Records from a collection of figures
****

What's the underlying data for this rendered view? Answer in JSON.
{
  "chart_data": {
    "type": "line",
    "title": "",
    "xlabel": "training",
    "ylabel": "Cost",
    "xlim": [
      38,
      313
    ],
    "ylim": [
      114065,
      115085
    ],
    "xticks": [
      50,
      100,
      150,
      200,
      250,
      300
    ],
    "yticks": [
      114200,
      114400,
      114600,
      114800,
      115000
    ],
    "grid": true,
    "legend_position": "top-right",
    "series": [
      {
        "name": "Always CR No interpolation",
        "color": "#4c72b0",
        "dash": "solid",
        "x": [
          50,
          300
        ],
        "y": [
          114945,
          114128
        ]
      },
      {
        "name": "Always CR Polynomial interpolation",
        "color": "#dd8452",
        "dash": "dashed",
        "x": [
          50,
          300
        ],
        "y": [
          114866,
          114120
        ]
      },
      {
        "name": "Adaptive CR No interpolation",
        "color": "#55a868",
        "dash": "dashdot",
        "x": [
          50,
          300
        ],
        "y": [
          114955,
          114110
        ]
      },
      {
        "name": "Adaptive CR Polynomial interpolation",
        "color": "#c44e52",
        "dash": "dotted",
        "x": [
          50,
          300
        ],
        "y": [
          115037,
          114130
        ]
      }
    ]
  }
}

****

▶ [Written request] Scan the records above for the string "interpolation", then select every line that holds it.

▶ [Answer for the task]
        "name": "Always CR No interpolation",
        "name": "Always CR Polynomial interpolation",
        "name": "Adaptive CR No interpolation",
        "name": "Adaptive CR Polynomial interpolation",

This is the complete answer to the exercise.